**STATED GOAL:** Looking at the data below, count the lines that contain the string "content". Write only the total.

**ENTRIES:**
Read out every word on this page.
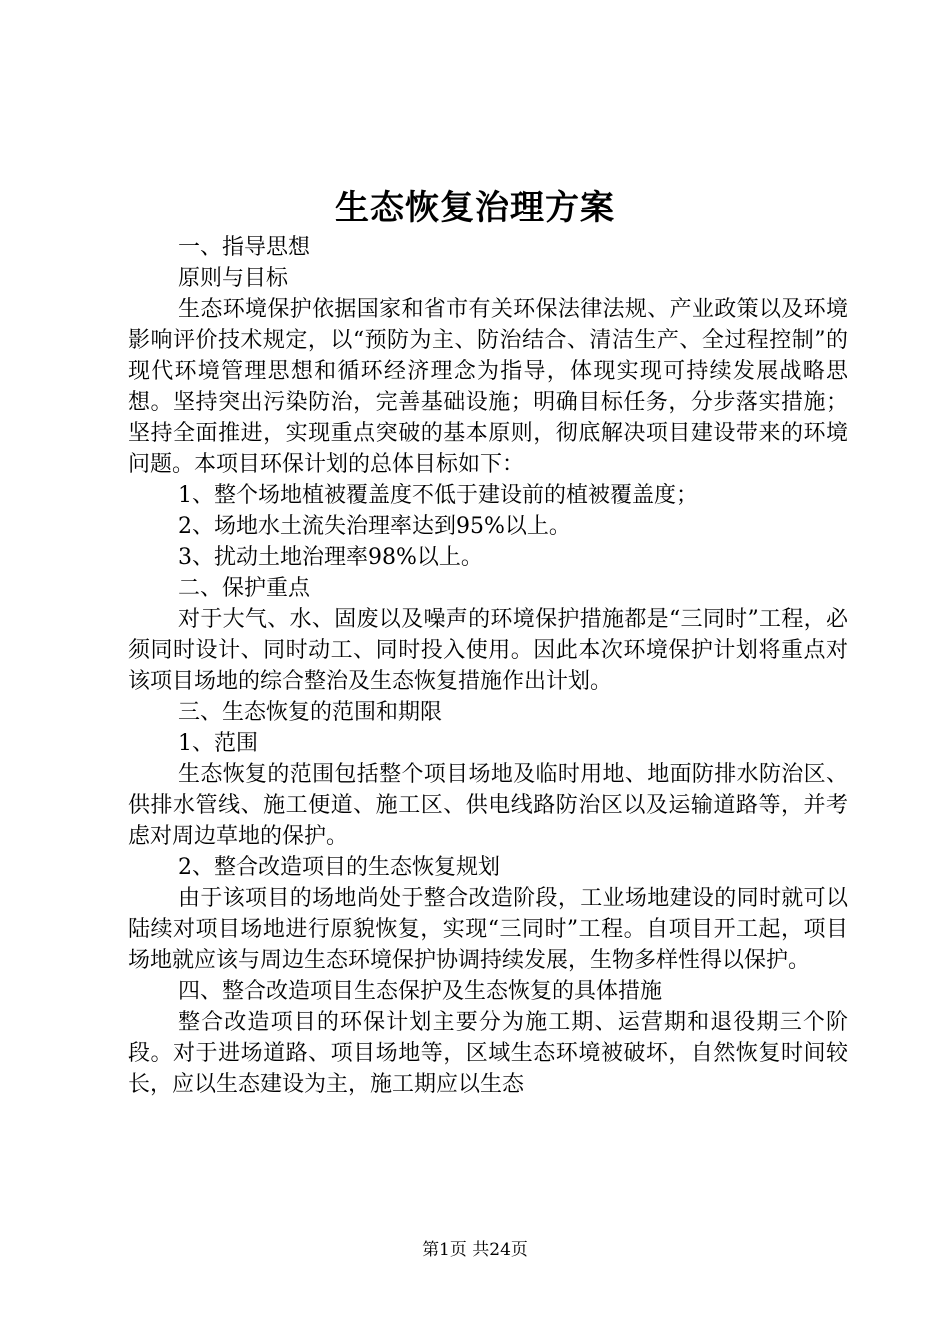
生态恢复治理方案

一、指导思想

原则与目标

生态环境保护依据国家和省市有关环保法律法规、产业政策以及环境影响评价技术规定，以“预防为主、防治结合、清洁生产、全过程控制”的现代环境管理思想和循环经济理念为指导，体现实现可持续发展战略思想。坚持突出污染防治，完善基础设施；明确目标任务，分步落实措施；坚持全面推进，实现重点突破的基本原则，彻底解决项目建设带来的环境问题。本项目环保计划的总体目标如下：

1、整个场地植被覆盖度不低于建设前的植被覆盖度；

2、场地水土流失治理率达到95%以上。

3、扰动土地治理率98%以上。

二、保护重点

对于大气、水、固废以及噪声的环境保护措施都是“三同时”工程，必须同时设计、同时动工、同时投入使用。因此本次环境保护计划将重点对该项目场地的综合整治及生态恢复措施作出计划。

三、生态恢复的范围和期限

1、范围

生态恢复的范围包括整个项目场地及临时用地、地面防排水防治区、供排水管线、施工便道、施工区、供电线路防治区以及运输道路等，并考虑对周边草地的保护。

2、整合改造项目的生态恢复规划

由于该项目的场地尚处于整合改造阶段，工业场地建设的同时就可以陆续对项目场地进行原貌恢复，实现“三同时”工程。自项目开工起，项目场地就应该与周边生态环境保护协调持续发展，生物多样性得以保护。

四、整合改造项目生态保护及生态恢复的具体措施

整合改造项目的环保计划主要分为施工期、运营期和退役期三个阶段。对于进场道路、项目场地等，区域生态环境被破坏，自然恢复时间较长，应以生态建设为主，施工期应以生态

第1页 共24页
...
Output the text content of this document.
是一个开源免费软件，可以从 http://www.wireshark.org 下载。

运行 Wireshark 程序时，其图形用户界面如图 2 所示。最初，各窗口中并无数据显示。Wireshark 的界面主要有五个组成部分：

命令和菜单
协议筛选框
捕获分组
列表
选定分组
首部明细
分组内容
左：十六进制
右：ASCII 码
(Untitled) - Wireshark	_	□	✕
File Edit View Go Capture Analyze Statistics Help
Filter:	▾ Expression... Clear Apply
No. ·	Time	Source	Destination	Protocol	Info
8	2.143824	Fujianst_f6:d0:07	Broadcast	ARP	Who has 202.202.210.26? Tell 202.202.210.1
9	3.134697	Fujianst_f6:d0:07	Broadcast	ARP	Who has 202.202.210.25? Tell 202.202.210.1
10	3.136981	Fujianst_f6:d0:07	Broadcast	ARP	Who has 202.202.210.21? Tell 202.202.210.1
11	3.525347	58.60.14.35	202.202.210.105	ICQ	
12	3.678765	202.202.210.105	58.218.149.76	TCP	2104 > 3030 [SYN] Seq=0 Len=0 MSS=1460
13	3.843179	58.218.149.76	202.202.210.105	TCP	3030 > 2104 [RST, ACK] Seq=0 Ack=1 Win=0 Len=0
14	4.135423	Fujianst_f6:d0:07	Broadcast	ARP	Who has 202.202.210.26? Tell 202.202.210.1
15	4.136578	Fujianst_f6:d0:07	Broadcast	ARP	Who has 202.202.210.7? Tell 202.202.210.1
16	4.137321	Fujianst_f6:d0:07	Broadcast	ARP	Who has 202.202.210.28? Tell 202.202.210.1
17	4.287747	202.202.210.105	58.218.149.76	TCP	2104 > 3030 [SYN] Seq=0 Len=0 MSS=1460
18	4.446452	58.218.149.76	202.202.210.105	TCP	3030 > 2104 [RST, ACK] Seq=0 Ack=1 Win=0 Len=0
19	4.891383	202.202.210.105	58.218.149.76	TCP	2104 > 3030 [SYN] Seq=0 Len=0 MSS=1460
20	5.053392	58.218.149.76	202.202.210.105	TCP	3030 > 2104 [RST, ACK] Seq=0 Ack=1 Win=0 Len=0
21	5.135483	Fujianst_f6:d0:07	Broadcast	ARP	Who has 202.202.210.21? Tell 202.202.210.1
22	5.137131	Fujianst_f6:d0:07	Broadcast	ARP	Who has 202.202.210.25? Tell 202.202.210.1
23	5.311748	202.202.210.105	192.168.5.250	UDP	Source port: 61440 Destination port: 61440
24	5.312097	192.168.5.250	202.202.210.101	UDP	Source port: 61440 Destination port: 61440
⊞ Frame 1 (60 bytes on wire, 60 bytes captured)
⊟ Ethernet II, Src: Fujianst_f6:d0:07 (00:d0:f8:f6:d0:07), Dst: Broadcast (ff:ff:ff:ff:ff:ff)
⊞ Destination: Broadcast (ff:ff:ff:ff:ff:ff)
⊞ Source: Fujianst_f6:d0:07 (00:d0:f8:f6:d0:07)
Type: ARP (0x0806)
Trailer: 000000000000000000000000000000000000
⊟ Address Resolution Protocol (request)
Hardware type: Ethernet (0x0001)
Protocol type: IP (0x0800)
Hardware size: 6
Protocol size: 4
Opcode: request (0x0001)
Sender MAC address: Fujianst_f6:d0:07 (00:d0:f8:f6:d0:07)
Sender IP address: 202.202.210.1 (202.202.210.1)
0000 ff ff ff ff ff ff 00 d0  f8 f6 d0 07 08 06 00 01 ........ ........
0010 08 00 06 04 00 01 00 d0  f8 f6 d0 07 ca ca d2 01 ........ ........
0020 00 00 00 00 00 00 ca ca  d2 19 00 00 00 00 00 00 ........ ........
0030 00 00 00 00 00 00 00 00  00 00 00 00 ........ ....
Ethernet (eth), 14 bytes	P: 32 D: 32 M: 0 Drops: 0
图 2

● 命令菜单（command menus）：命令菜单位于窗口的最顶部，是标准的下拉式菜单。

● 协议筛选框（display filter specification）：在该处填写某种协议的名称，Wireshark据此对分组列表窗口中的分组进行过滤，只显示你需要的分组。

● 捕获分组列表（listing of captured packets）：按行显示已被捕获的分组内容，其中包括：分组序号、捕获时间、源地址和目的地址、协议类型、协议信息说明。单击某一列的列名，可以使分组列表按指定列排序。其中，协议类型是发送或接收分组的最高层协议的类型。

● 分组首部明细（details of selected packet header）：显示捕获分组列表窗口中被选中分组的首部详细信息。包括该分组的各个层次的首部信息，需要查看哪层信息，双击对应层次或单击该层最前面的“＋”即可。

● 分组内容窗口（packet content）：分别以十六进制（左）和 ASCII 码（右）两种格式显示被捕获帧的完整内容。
* * *
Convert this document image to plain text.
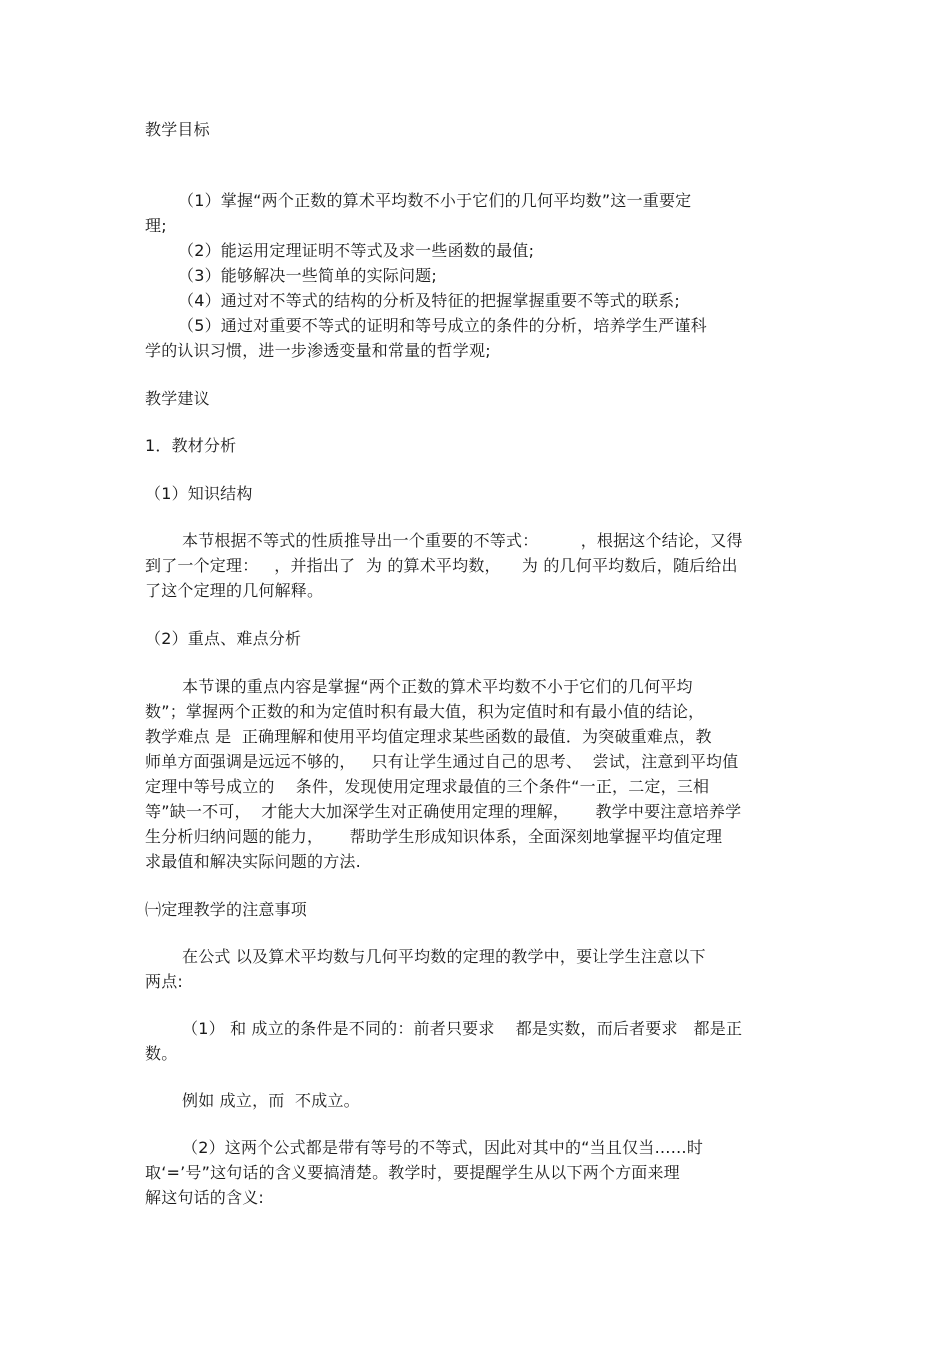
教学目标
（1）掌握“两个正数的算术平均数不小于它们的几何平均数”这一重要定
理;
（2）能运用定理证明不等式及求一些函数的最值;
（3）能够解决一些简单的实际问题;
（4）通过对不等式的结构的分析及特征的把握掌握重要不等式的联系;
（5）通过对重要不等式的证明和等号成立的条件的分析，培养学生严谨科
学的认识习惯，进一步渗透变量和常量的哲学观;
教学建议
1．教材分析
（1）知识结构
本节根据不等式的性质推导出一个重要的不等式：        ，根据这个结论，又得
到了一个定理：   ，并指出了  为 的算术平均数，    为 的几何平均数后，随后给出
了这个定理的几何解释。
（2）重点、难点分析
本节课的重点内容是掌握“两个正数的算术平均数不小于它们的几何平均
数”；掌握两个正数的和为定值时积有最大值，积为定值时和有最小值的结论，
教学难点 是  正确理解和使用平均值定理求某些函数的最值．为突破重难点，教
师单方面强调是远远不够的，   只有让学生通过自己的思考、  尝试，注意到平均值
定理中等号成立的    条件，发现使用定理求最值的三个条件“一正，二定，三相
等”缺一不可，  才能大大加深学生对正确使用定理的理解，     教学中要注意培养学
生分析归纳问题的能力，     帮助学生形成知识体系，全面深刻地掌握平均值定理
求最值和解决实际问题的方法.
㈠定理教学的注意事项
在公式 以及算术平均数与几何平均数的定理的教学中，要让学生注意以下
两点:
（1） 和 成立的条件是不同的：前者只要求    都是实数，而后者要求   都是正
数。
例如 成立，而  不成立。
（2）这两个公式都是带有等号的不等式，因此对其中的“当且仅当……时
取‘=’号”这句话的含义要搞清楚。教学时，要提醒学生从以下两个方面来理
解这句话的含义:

**SOLUTION TO THIS TASK:** 2